### Records
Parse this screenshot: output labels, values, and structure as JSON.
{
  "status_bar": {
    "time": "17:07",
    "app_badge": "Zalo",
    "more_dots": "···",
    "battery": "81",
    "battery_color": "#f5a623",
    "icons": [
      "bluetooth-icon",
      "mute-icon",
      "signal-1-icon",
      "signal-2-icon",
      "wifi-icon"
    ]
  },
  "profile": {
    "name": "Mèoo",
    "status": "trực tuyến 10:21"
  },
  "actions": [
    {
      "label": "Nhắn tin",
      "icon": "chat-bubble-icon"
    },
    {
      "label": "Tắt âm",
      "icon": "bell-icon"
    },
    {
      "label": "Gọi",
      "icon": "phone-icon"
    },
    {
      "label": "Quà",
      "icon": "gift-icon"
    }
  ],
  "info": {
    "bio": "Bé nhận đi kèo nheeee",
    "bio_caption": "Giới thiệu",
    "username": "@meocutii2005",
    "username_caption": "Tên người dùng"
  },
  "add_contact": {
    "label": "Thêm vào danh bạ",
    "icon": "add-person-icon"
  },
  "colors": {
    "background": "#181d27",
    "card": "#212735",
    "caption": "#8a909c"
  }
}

### EXERCISE TASK
Retype the records in full. Keep every line identical to the original.

### RESPONSE TO THE TASK
Parse this screenshot: output labels, values, and structure as JSON.
{
  "status_bar": {
    "time": "17:07",
    "app_badge": "Zalo",
    "more_dots": "···",
    "battery": "81",
    "battery_color": "#f5a623",
    "icons": [
      "bluetooth-icon",
      "mute-icon",
      "signal-1-icon",
      "signal-2-icon",
      "wifi-icon"
    ]
  },
  "profile": {
    "name": "Mèoo",
    "status": "trực tuyến 10:21"
  },
  "actions": [
    {
      "label": "Nhắn tin",
      "icon": "chat-bubble-icon"
    },
    {
      "label": "Tắt âm",
      "icon": "bell-icon"
    },
    {
      "label": "Gọi",
      "icon": "phone-icon"
    },
    {
      "label": "Quà",
      "icon": "gift-icon"
    }
  ],
  "info": {
    "bio": "Bé nhận đi kèo nheeee",
    "bio_caption": "Giới thiệu",
    "username": "@meocutii2005",
    "username_caption": "Tên người dùng"
  },
  "add_contact": {
    "label": "Thêm vào danh bạ",
    "icon": "add-person-icon"
  },
  "colors": {
    "background": "#181d27",
    "card": "#212735",
    "caption": "#8a909c"
  }
}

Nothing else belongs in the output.